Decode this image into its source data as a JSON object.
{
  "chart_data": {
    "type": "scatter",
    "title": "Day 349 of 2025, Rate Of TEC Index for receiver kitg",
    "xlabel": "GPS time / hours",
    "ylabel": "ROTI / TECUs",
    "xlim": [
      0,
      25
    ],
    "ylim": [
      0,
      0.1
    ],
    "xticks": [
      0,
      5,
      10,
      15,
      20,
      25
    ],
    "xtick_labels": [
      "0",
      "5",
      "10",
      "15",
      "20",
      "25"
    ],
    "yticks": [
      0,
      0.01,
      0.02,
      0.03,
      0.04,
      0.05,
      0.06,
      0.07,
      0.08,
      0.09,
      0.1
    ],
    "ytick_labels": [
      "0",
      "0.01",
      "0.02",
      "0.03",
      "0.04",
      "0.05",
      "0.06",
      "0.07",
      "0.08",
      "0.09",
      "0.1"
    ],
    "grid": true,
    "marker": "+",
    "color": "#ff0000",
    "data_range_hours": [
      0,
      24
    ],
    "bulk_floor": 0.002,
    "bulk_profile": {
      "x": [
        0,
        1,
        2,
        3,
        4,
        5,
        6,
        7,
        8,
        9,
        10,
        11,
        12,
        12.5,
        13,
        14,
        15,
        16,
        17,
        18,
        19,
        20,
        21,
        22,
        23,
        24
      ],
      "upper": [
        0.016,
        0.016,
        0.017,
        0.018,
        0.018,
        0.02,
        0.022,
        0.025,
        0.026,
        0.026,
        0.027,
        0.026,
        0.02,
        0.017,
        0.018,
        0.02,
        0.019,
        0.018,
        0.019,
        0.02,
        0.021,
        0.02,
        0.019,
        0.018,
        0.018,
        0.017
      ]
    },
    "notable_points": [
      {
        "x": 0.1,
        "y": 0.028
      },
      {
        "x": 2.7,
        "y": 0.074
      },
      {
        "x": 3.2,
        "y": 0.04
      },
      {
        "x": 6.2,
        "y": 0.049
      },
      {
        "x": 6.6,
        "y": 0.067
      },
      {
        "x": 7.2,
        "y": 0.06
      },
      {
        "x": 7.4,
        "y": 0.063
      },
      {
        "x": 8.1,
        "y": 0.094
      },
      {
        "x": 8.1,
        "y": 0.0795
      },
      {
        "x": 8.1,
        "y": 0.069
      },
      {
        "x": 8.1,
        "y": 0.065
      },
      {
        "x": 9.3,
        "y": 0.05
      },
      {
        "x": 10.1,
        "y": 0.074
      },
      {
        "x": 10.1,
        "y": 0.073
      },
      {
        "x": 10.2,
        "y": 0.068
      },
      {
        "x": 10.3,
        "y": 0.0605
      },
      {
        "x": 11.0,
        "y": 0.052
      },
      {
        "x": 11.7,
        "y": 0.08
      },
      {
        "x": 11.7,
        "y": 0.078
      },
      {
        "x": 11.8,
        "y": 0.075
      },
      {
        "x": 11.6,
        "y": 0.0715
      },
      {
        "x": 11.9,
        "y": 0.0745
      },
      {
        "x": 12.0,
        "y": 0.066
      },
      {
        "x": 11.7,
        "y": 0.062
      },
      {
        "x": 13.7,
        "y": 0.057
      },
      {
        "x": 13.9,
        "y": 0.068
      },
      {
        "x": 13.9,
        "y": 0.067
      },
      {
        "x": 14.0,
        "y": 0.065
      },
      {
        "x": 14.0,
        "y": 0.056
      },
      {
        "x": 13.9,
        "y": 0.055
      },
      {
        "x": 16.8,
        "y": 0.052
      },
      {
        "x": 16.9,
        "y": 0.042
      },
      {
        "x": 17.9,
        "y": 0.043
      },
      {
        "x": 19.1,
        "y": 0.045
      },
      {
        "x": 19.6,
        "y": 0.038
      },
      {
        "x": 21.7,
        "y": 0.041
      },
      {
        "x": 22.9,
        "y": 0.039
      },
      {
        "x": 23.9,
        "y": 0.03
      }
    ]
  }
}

• • • •

-- WHAT IS REQUIRED --
Every entry should be printed again exactly as it stands.

-- SOLVED EXERCISE --
Decode this image into its source data as a JSON object.
{
  "chart_data": {
    "type": "scatter",
    "title": "Day 349 of 2025, Rate Of TEC Index for receiver kitg",
    "xlabel": "GPS time / hours",
    "ylabel": "ROTI / TECUs",
    "xlim": [
      0,
      25
    ],
    "ylim": [
      0,
      0.1
    ],
    "xticks": [
      0,
      5,
      10,
      15,
      20,
      25
    ],
    "xtick_labels": [
      "0",
      "5",
      "10",
      "15",
      "20",
      "25"
    ],
    "yticks": [
      0,
      0.01,
      0.02,
      0.03,
      0.04,
      0.05,
      0.06,
      0.07,
      0.08,
      0.09,
      0.1
    ],
    "ytick_labels": [
      "0",
      "0.01",
      "0.02",
      "0.03",
      "0.04",
      "0.05",
      "0.06",
      "0.07",
      "0.08",
      "0.09",
      "0.1"
    ],
    "grid": true,
    "marker": "+",
    "color": "#ff0000",
    "data_range_hours": [
      0,
      24
    ],
    "bulk_floor": 0.002,
    "bulk_profile": {
      "x": [
        0,
        1,
        2,
        3,
        4,
        5,
        6,
        7,
        8,
        9,
        10,
        11,
        12,
        12.5,
        13,
        14,
        15,
        16,
        17,
        18,
        19,
        20,
        21,
        22,
        23,
        24
      ],
      "upper": [
        0.016,
        0.016,
        0.017,
        0.018,
        0.018,
        0.02,
        0.022,
        0.025,
        0.026,
        0.026,
        0.027,
        0.026,
        0.02,
        0.017,
        0.018,
        0.02,
        0.019,
        0.018,
        0.019,
        0.02,
        0.021,
        0.02,
        0.019,
        0.018,
        0.018,
        0.017
      ]
    },
    "notable_points": [
      {
        "x": 0.1,
        "y": 0.028
      },
      {
        "x": 2.7,
        "y": 0.074
      },
      {
        "x": 3.2,
        "y": 0.04
      },
      {
        "x": 6.2,
        "y": 0.049
      },
      {
        "x": 6.6,
        "y": 0.067
      },
      {
        "x": 7.2,
        "y": 0.06
      },
      {
        "x": 7.4,
        "y": 0.063
      },
      {
        "x": 8.1,
        "y": 0.094
      },
      {
        "x": 8.1,
        "y": 0.0795
      },
      {
        "x": 8.1,
        "y": 0.069
      },
      {
        "x": 8.1,
        "y": 0.065
      },
      {
        "x": 9.3,
        "y": 0.05
      },
      {
        "x": 10.1,
        "y": 0.074
      },
      {
        "x": 10.1,
        "y": 0.073
      },
      {
        "x": 10.2,
        "y": 0.068
      },
      {
        "x": 10.3,
        "y": 0.0605
      },
      {
        "x": 11.0,
        "y": 0.052
      },
      {
        "x": 11.7,
        "y": 0.08
      },
      {
        "x": 11.7,
        "y": 0.078
      },
      {
        "x": 11.8,
        "y": 0.075
      },
      {
        "x": 11.6,
        "y": 0.0715
      },
      {
        "x": 11.9,
        "y": 0.0745
      },
      {
        "x": 12.0,
        "y": 0.066
      },
      {
        "x": 11.7,
        "y": 0.062
      },
      {
        "x": 13.7,
        "y": 0.057
      },
      {
        "x": 13.9,
        "y": 0.068
      },
      {
        "x": 13.9,
        "y": 0.067
      },
      {
        "x": 14.0,
        "y": 0.065
      },
      {
        "x": 14.0,
        "y": 0.056
      },
      {
        "x": 13.9,
        "y": 0.055
      },
      {
        "x": 16.8,
        "y": 0.052
      },
      {
        "x": 16.9,
        "y": 0.042
      },
      {
        "x": 17.9,
        "y": 0.043
      },
      {
        "x": 19.1,
        "y": 0.045
      },
      {
        "x": 19.6,
        "y": 0.038
      },
      {
        "x": 21.7,
        "y": 0.041
      },
      {
        "x": 22.9,
        "y": 0.039
      },
      {
        "x": 23.9,
        "y": 0.03
      }
    ]
  }
}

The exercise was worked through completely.